## Set problem 1
In the balloon landing account, who watched the balloon from shore?

## Page extract

═══

Well, Cevor was mildly amused since it was the first show of emotion by the trainee. Otherwise, Cevor said that Dalton had, quote, “preserved a coolness and exhibited a nerve that but few men can boast of possession.”

See… The pilot knew that such a tree landing would likely kill them. A water landing was the only choice. Fifteen air miles away, they came down in Hilton Head, South Carolina’s Calibogue Sound.

Calibogue Sound 32.109002° -80.836211°

The wind dragged them for about an hour, where Cevor, chest deep in water, fought to control the balloon-turned sail. Finally, the breeze pulled the men close to the shoreline at Hilton Head.

A planter named George Savage watched from shore. A newspaper reported, While the men were in the water, one of the valve-ropes became tangled, and the other one broken. This ment that Cevor had no means for controlling the balloon. With combined efforts of Mr. Savage, his slaves, and the aeronauts there was no way to hold “to hold the monster” of a balloon.

═══

## Input rows
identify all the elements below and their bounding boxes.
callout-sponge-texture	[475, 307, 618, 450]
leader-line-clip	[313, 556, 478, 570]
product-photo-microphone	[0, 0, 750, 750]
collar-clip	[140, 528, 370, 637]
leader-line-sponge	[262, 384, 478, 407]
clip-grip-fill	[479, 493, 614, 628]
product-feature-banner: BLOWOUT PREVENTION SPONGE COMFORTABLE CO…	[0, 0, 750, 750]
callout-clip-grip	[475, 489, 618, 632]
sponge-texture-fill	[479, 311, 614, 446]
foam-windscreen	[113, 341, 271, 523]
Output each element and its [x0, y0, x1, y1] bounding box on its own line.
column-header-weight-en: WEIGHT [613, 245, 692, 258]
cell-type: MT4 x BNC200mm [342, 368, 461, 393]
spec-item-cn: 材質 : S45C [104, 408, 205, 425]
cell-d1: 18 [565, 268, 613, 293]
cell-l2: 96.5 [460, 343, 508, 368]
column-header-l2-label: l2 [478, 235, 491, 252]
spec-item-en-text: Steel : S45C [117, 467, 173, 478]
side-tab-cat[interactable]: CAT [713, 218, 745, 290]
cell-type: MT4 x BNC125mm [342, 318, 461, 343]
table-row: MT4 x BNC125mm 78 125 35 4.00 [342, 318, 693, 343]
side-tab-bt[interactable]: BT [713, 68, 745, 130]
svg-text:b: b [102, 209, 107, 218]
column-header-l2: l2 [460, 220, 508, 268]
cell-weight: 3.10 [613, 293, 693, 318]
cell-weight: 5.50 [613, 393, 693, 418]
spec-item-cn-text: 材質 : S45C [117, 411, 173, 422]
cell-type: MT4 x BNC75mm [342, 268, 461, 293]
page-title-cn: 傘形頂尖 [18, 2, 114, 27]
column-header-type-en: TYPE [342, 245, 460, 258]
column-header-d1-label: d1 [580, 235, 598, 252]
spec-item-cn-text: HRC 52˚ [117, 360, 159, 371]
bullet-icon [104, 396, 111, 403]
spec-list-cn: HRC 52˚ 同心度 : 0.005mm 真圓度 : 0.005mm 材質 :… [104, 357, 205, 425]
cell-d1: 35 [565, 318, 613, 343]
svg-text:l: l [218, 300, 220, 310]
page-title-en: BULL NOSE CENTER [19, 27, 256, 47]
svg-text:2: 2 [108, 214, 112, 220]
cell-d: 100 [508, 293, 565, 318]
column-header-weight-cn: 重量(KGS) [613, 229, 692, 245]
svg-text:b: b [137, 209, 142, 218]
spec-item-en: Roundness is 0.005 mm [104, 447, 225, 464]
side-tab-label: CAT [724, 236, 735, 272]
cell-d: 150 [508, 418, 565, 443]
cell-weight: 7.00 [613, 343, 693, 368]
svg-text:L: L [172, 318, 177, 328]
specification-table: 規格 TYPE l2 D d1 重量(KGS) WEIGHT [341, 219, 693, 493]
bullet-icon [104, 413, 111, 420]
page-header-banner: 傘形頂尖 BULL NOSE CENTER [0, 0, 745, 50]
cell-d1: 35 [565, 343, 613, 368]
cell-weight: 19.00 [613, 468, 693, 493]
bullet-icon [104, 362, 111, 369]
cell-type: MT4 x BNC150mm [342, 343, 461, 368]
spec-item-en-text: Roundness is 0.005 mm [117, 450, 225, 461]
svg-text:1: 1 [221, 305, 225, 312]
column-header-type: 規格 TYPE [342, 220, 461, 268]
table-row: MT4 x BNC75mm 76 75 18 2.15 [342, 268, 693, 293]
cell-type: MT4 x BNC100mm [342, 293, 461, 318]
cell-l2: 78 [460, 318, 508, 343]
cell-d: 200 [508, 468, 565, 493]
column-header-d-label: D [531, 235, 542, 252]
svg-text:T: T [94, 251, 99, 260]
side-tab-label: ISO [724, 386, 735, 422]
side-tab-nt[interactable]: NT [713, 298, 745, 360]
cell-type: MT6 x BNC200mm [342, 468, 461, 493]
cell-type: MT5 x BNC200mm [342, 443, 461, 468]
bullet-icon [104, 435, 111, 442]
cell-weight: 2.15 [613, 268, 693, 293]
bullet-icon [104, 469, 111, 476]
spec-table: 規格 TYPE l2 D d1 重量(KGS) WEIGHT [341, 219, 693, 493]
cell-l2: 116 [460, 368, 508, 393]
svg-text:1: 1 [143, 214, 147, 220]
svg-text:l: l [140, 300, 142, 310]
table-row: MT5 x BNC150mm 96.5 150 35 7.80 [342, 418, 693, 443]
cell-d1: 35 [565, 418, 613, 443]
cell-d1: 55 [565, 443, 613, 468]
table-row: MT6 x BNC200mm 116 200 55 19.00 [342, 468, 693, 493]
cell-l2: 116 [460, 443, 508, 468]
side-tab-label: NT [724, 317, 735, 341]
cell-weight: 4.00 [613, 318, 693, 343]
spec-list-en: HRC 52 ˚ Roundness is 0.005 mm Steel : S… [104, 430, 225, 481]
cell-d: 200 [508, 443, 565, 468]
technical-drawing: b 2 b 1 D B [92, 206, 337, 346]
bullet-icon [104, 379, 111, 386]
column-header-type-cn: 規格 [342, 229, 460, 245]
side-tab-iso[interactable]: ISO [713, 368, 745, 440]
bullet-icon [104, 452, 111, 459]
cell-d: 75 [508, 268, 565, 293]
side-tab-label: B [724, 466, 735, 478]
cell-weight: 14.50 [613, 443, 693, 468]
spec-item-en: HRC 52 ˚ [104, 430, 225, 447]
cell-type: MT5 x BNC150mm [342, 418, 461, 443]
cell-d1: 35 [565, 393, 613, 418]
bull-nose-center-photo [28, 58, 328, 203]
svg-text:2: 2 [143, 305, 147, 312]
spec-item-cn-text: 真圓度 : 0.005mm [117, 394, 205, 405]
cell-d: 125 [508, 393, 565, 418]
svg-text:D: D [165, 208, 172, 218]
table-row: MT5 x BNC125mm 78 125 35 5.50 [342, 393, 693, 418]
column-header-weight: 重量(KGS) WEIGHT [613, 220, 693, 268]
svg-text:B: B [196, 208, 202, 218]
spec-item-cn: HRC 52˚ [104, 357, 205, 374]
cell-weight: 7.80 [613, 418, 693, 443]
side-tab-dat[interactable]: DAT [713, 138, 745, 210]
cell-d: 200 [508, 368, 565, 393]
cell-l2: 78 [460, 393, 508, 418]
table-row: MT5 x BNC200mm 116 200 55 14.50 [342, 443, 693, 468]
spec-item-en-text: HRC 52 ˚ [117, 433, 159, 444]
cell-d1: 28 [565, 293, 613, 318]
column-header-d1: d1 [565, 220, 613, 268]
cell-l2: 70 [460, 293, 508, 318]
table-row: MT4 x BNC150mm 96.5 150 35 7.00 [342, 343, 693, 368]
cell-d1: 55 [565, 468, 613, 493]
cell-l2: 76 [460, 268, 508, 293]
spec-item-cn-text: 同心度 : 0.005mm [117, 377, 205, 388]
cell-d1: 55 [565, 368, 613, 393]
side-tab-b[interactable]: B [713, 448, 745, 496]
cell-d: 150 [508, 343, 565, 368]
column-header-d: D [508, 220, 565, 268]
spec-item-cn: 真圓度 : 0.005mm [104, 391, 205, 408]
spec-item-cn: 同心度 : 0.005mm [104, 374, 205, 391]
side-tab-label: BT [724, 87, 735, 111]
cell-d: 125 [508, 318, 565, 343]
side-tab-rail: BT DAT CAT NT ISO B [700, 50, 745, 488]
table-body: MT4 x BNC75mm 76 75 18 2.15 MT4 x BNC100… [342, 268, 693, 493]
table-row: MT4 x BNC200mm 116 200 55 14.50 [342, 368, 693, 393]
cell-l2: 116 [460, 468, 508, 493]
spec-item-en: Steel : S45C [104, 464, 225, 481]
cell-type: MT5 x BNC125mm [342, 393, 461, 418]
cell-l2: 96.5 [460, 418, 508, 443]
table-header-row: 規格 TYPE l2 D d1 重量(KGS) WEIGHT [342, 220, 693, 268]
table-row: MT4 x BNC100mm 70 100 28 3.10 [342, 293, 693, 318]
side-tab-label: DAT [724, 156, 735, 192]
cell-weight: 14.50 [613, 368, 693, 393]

═══

## Set problem 2
Reproduce the entries word for word, from their first line through the line containing "bullet-icon [104, 396, 111, 403]", including both of those lines.

## Full response 1
A planter named George Savage watched from shore.

## Full response 2
identify all the elements below and their bounding boxes.
callout-sponge-texture	[475, 307, 618, 450]
leader-line-clip	[313, 556, 478, 570]
product-photo-microphone	[0, 0, 750, 750]
collar-clip	[140, 528, 370, 637]
leader-line-sponge	[262, 384, 478, 407]
clip-grip-fill	[479, 493, 614, 628]
product-feature-banner: BLOWOUT PREVENTION SPONGE COMFORTABLE CO…	[0, 0, 750, 750]
callout-clip-grip	[475, 489, 618, 632]
sponge-texture-fill	[479, 311, 614, 446]
foam-windscreen	[113, 341, 271, 523]
Output each element and its [x0, y0, x1, y1] bounding box on its own line.
column-header-weight-en: WEIGHT [613, 245, 692, 258]
cell-type: MT4 x BNC200mm [342, 368, 461, 393]
spec-item-cn: 材質 : S45C [104, 408, 205, 425]
cell-d1: 18 [565, 268, 613, 293]
cell-l2: 96.5 [460, 343, 508, 368]
column-header-l2-label: l2 [478, 235, 491, 252]
spec-item-en-text: Steel : S45C [117, 467, 173, 478]
side-tab-cat[interactable]: CAT [713, 218, 745, 290]
cell-type: MT4 x BNC125mm [342, 318, 461, 343]
table-row: MT4 x BNC125mm 78 125 35 4.00 [342, 318, 693, 343]
side-tab-bt[interactable]: BT [713, 68, 745, 130]
svg-text:b: b [102, 209, 107, 218]
column-header-l2: l2 [460, 220, 508, 268]
cell-weight: 3.10 [613, 293, 693, 318]
cell-weight: 5.50 [613, 393, 693, 418]
spec-item-cn-text: 材質 : S45C [117, 411, 173, 422]
cell-type: MT4 x BNC75mm [342, 268, 461, 293]
page-title-cn: 傘形頂尖 [18, 2, 114, 27]
column-header-type-en: TYPE [342, 245, 460, 258]
column-header-d1-label: d1 [580, 235, 598, 252]
spec-item-cn-text: HRC 52˚ [117, 360, 159, 371]
bullet-icon [104, 396, 111, 403]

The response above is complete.